Directions for this task: Copy out lines with the word "опрос" from the material that follows.

Extracted records:
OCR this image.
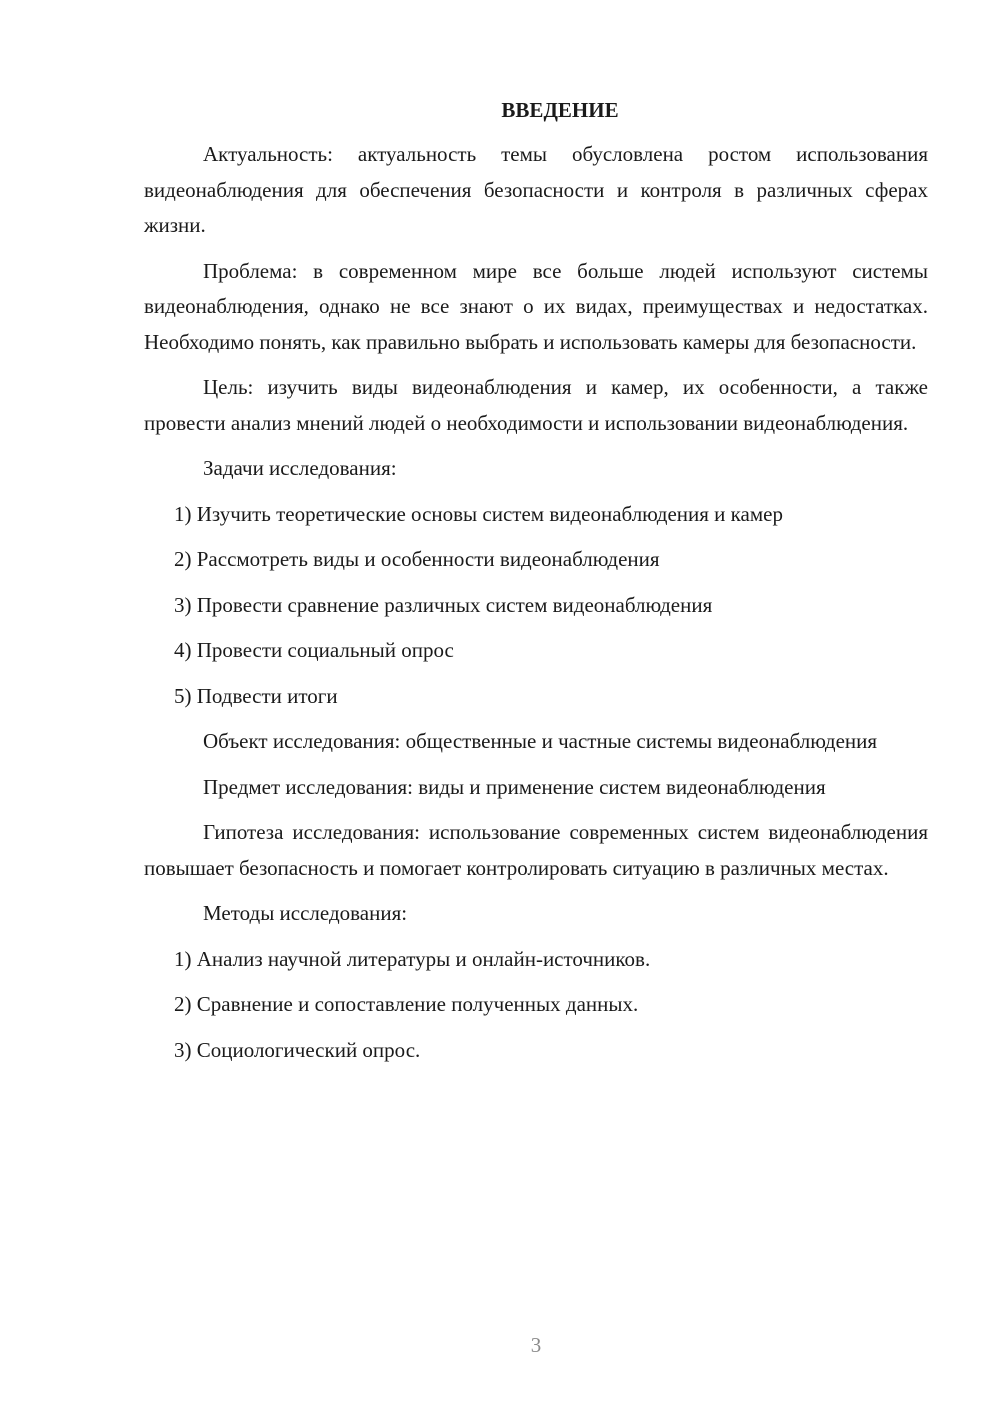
ВВЕДЕНИЕ

Актуальность: актуальность темы обусловлена ростом использования видеонаблюдения для обеспечения безопасности и контроля в различных сферах жизни.

Проблема: в современном мире все больше людей используют системы видеонаблюдения, однако не все знают о их видах, преимуществах и недостатках. Необходимо понять, как правильно выбрать и использовать камеры для безопасности.

Цель: изучить виды видеонаблюдения и камер, их особенности, а также провести анализ мнений людей о необходимости и использовании видеонаблюдения.

Задачи исследования:

1) Изучить теоретические основы систем видеонаблюдения и камер
2) Рассмотреть виды и особенности видеонаблюдения
3) Провести сравнение различных систем видеонаблюдения
4) Провести социальный опрос
5) Подвести итоги

Объект исследования: общественные и частные системы видеонаблюдения

Предмет исследования: виды и применение систем видеонаблюдения

Гипотеза исследования: использование современных систем видеонаблюдения повышает безопасность и помогает контролировать ситуацию в различных местах.

Методы исследования:

1) Анализ научной литературы и онлайн-источников.
2) Сравнение и сопоставление полученных данных.
3) Социологический опрос.
3
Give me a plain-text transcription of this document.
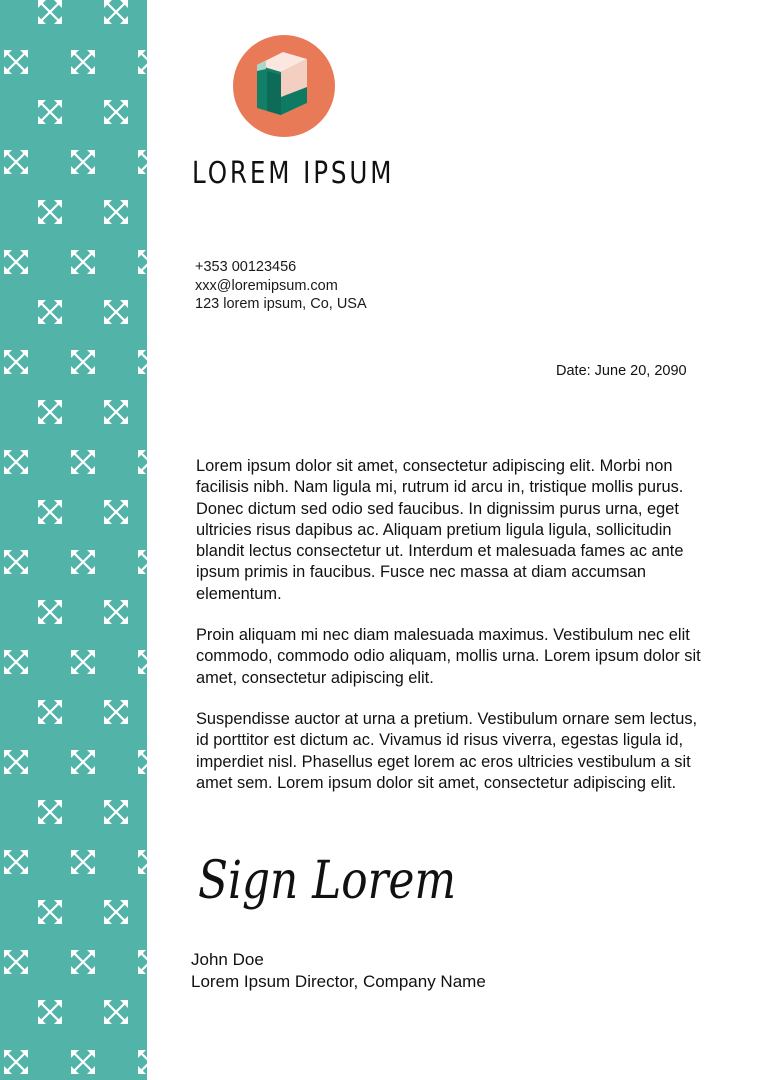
LOREM IPSUM
+353 00123456
xxx@loremipsum.com
123 lorem ipsum, Co, USA
Date: June 20, 2090

Lorem ipsum dolor sit amet, consectetur adipiscing elit. Morbi non facilisis nibh. Nam ligula mi, rutrum id arcu in, tristique mollis purus. Donec dictum sed odio sed faucibus. In dignissim purus urna, eget ultricies risus dapibus ac. Aliquam pretium ligula ligula, sollicitudin blandit lectus consectetur ut. Interdum et malesuada fames ac ante ipsum primis in faucibus. Fusce nec massa at diam accumsan elementum.

Proin aliquam mi nec diam malesuada maximus. Vestibulum nec elit commodo, commodo odio aliquam, mollis urna. Lorem ipsum dolor sit amet, consectetur adipiscing elit.

Suspendisse auctor at urna a pretium. Vestibulum ornare sem lectus, id porttitor est dictum ac. Vivamus id risus viverra, egestas ligula id, imperdiet nisl. Phasellus eget lorem ac eros ultricies vestibulum a sit amet sem. Lorem ipsum dolor sit amet, consectetur adipiscing elit.

Sign Lorem
John Doe
Lorem Ipsum Director, Company Name
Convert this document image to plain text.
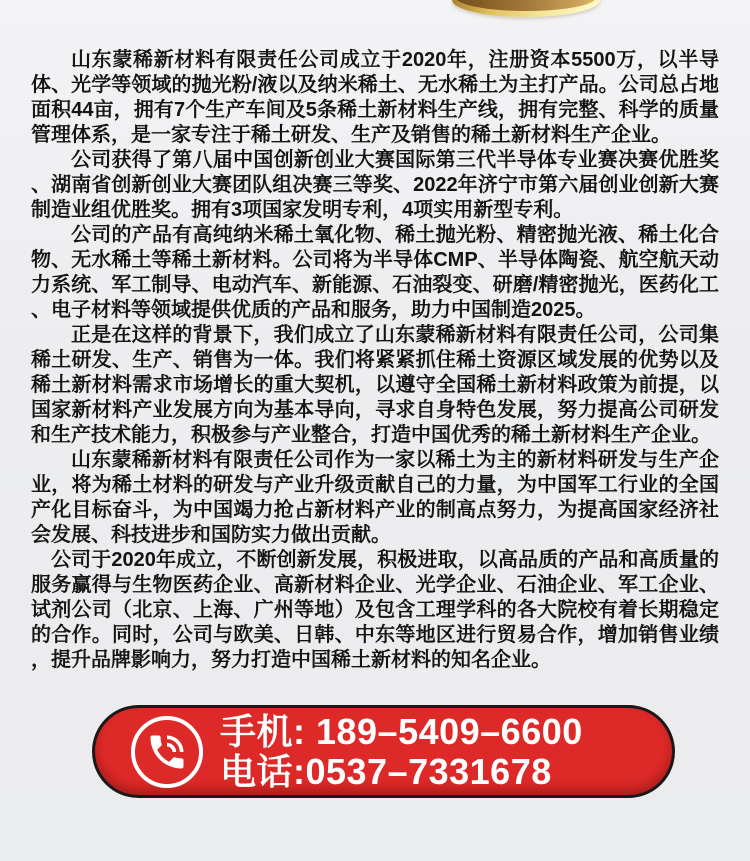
山东蒙稀新材料有限责任公司成立于2020年，注册资本5500万，以半导体、光学等领域的抛光粉/液以及纳米稀土、无水稀土为主打产品。公司总占地面积44亩，拥有7个生产车间及5条稀土新材料生产线，拥有完整、科学的质量管理体系，是一家专注于稀土研发、生产及销售的稀土新材料生产企业。

公司获得了第八届中国创新创业大赛国际第三代半导体专业赛决赛优胜奖、湖南省创新创业大赛团队组决赛三等奖、2022年济宁市第六届创业创新大赛制造业组优胜奖。拥有3项国家发明专利，4项实用新型专利。

公司的产品有高纯纳米稀土氧化物、稀土抛光粉、精密抛光液、稀土化合物、无水稀土等稀土新材料。公司将为半导体CMP、半导体陶瓷、航空航天动力系统、军工制导、电动汽车、新能源、石油裂变、研磨/精密抛光，医药化工、电子材料等领域提供优质的产品和服务，助力中国制造2025。

正是在这样的背景下，我们成立了山东蒙稀新材料有限责任公司，公司集稀土研发、生产、销售为一体。我们将紧紧抓住稀土资源区域发展的优势以及稀土新材料需求市场增长的重大契机，以遵守全国稀土新材料政策为前提，以国家新材料产业发展方向为基本导向，寻求自身特色发展，努力提高公司研发和生产技术能力，积极参与产业整合，打造中国优秀的稀土新材料生产企业。

山东蒙稀新材料有限责任公司作为一家以稀土为主的新材料研发与生产企业，将为稀土材料的研发与产业升级贡献自己的力量，为中国军工行业的全国产化目标奋斗，为中国竭力抢占新材料产业的制高点努力，为提高国家经济社会发展、科技进步和国防实力做出贡献。

公司于2020年成立，不断创新发展，积极进取，以高品质的产品和高质量的服务赢得与生物医药企业、高新材料企业、光学企业、石油企业、军工企业、试剂公司（北京、上海、广州等地）及包含工理学科的各大院校有着长期稳定的合作。同时，公司与欧美、日韩、中东等地区进行贸易合作，增加销售业绩，提升品牌影响力，努力打造中国稀土新材料的知名企业。

手机: 189–5409–6600
电话:0537–7331678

Full answer:
4) Провести социальный опрос
3) Социологический опрос.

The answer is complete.